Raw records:
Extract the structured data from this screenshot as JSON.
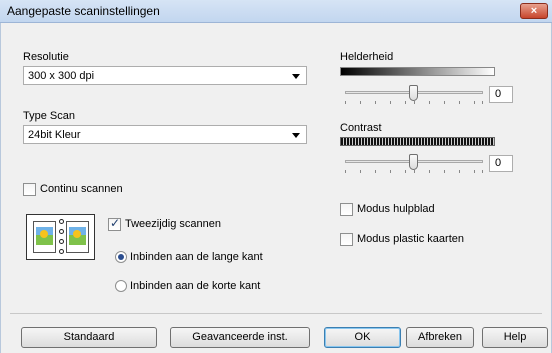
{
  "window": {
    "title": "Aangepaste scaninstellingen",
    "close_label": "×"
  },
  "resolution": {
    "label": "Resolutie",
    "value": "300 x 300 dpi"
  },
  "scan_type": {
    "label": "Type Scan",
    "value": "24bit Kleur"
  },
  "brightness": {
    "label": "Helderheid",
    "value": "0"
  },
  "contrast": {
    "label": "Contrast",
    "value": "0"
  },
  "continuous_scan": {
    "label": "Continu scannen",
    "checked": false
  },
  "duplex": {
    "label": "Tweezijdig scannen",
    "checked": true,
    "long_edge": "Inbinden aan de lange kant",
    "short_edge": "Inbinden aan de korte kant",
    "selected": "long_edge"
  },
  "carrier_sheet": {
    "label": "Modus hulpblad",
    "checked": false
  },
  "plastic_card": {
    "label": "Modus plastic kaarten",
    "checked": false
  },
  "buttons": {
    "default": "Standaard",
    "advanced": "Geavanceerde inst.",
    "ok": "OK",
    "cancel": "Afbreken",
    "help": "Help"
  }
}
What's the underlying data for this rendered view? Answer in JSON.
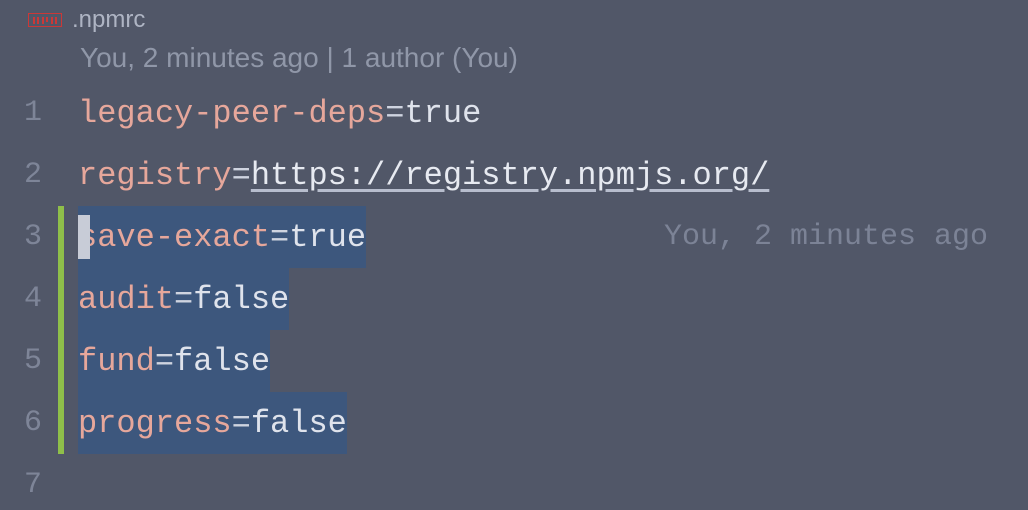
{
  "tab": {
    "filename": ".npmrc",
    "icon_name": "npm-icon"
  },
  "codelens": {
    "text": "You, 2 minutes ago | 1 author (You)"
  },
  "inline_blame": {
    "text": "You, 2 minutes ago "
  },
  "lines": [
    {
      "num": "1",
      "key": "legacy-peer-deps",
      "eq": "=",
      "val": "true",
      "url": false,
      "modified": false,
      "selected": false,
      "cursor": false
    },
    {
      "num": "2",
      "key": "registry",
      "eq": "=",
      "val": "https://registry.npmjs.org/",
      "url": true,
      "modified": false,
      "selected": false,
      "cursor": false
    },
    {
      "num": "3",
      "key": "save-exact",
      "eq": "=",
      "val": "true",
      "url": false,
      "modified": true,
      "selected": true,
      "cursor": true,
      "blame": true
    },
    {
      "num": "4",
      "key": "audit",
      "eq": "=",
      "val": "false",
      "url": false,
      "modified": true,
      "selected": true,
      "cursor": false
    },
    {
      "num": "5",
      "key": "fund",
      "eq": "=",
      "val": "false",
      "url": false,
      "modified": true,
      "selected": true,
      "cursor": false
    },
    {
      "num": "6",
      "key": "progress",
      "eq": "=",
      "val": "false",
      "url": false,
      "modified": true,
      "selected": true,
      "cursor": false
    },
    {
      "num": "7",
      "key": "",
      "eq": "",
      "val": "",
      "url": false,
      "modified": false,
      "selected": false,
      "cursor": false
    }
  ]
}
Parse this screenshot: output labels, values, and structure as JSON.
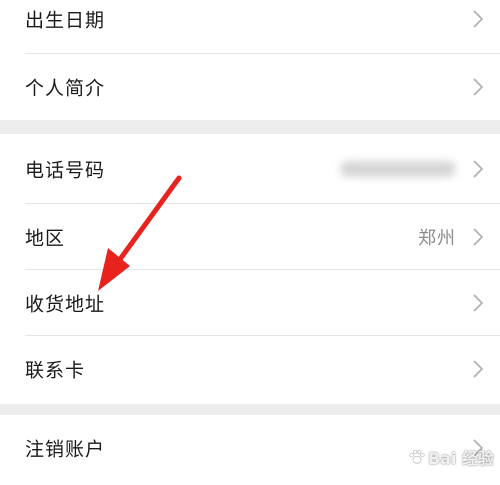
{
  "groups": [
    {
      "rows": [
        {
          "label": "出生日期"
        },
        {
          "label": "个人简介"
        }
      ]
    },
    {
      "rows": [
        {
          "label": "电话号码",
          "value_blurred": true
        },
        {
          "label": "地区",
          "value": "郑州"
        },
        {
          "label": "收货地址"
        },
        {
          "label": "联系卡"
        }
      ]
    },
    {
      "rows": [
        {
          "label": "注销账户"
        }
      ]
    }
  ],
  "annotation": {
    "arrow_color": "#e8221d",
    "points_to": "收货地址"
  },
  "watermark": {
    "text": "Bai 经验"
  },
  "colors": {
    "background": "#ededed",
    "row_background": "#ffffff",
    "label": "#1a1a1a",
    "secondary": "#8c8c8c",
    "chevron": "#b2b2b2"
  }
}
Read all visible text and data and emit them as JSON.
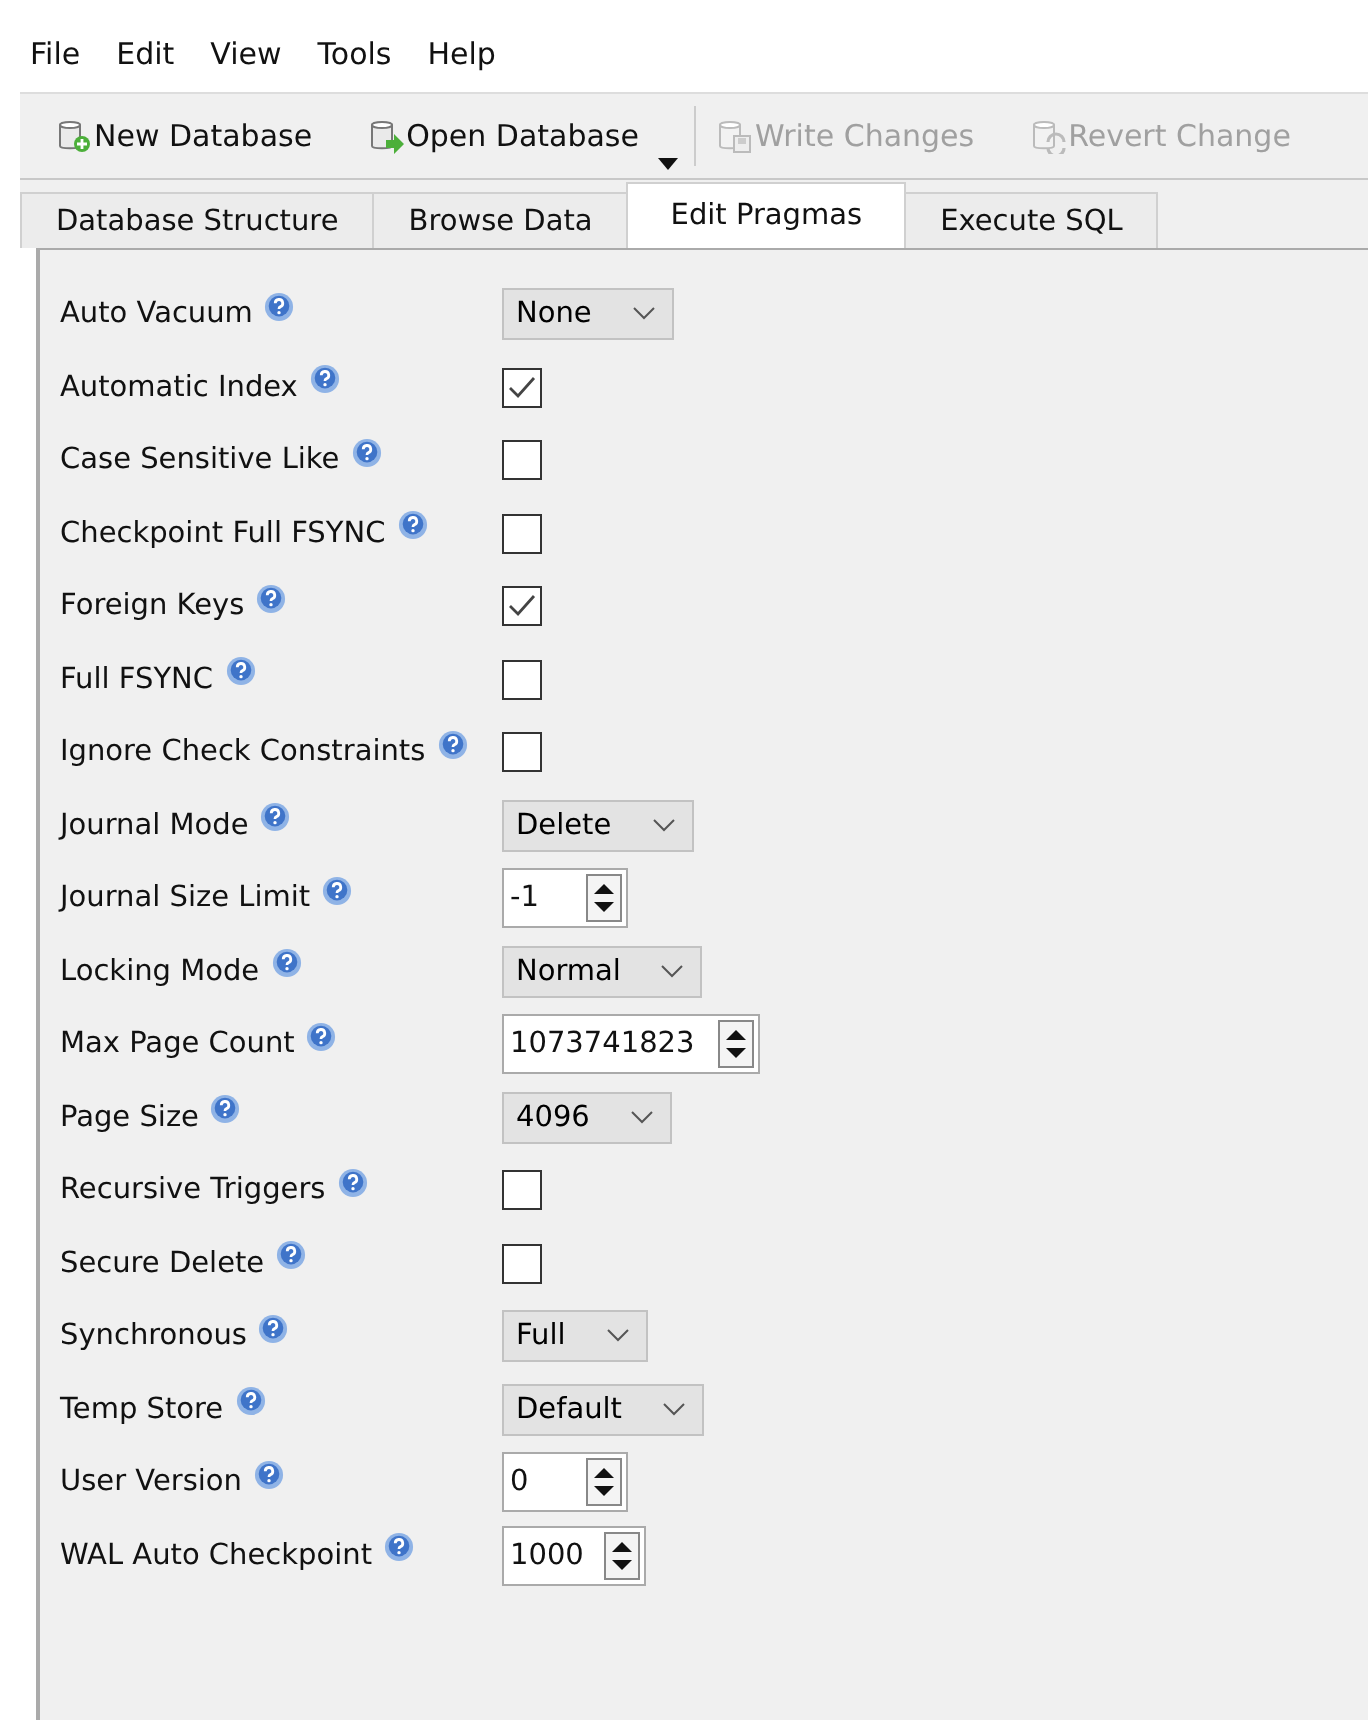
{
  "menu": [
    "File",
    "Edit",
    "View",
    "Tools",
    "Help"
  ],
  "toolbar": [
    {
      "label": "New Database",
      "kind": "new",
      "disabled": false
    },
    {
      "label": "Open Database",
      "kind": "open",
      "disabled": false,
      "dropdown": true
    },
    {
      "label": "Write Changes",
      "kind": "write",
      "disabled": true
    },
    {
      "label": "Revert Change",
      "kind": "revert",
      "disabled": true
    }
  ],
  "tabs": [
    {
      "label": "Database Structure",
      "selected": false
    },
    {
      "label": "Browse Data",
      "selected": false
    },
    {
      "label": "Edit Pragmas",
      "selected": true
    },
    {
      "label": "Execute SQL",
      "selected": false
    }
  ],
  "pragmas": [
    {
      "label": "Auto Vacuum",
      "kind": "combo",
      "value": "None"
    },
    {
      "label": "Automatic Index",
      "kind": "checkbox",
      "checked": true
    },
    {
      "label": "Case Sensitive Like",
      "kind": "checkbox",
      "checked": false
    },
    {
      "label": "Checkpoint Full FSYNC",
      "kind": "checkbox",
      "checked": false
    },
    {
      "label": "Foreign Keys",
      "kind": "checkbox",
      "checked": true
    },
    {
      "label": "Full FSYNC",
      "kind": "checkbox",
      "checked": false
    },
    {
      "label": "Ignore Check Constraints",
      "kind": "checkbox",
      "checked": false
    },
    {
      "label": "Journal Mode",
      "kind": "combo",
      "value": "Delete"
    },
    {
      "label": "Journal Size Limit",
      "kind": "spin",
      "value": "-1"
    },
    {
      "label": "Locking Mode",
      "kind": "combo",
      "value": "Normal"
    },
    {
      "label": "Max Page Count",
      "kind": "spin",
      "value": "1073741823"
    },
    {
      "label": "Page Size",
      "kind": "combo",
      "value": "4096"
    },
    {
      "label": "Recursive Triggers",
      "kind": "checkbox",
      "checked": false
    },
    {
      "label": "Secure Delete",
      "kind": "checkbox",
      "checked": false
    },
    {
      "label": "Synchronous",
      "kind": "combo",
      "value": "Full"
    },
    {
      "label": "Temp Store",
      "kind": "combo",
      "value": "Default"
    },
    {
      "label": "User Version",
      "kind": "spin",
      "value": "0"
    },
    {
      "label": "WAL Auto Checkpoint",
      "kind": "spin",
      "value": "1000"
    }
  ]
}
...
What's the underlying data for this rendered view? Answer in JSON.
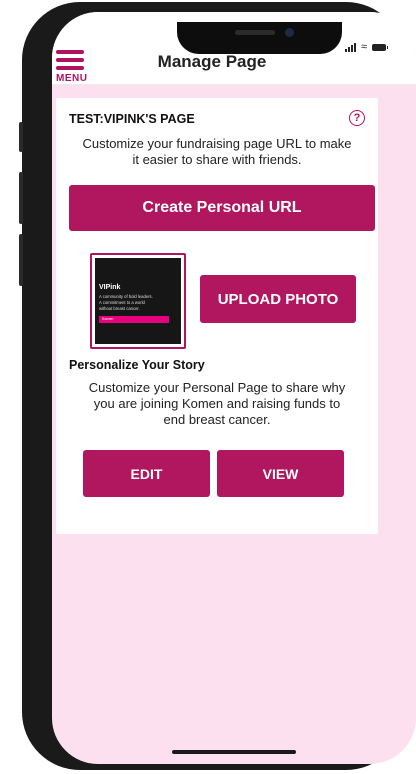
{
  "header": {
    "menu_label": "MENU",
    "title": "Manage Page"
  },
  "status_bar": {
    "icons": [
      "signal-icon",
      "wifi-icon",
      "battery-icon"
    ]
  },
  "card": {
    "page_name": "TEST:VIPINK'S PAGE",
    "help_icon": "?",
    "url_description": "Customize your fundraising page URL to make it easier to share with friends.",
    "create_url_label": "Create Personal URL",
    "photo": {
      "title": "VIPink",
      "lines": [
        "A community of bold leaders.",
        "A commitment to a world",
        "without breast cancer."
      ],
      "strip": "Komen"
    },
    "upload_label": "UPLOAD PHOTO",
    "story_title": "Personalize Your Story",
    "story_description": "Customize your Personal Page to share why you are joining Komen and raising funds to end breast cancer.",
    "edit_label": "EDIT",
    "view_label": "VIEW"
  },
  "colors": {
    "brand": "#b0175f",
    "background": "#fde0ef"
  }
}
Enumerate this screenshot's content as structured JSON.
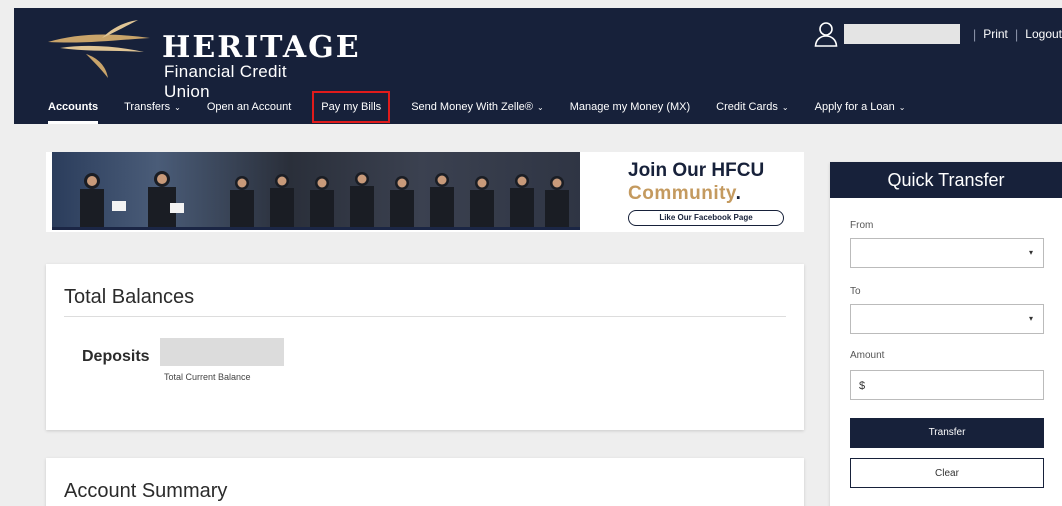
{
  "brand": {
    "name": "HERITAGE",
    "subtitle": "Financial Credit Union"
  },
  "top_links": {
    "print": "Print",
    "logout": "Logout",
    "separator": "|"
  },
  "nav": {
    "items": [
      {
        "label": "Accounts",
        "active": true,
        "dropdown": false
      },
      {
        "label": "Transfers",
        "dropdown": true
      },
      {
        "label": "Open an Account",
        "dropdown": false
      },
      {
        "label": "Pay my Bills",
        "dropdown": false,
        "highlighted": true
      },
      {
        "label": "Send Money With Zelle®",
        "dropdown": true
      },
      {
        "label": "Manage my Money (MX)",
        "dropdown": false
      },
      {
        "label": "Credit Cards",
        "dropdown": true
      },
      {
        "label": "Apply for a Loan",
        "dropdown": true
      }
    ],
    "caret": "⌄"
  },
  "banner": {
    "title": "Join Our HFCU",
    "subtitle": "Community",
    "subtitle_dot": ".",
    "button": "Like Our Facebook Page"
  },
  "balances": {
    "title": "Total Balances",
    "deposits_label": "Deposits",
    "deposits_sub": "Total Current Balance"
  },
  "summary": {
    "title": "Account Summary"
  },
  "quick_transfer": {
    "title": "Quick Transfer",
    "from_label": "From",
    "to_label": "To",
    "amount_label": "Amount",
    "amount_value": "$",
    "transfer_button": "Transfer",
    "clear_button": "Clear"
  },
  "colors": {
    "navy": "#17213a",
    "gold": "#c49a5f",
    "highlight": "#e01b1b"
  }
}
---
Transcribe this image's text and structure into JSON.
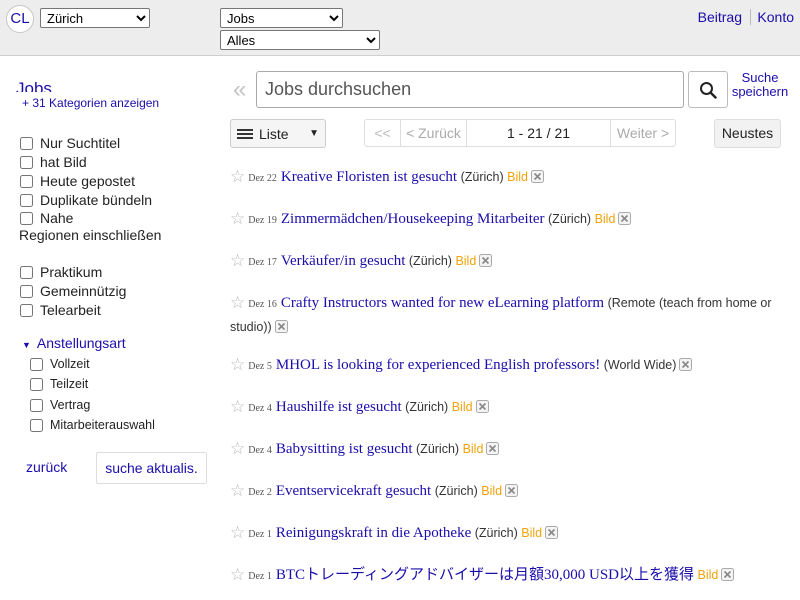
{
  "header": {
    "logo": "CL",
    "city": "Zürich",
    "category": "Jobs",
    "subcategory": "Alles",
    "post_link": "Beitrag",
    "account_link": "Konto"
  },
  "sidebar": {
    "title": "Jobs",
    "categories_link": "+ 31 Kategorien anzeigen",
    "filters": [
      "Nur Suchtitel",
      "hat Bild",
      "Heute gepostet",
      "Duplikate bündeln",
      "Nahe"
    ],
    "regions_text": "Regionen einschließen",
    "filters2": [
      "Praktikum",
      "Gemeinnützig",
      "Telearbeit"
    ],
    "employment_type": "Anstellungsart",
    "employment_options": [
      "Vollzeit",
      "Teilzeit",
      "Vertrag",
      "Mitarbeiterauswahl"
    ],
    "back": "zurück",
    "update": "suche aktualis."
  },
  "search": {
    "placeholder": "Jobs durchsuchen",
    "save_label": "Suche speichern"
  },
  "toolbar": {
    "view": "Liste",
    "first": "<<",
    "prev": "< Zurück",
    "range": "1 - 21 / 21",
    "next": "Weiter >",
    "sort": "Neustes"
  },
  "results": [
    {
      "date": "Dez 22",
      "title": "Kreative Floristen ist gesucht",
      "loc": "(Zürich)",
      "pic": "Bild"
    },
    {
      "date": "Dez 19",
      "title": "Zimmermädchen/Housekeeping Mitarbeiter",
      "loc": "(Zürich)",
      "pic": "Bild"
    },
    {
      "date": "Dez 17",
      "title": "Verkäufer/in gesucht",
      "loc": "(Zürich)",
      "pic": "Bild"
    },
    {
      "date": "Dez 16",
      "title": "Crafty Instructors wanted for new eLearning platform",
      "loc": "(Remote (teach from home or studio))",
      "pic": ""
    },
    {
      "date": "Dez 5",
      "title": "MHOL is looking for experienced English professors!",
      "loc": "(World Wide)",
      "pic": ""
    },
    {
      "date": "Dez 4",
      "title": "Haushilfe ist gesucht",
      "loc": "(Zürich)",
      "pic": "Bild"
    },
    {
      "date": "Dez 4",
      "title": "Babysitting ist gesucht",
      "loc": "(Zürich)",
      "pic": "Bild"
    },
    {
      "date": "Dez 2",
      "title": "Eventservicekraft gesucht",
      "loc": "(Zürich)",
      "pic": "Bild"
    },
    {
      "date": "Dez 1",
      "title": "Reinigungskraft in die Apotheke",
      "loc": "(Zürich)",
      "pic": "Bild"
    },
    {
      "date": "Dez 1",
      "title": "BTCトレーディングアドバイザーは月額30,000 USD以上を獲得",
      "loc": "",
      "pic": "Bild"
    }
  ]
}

**Exercise task**
How many lines in these entries hold the string "screenshot"? Answer with the number alone.

**Complete output**
3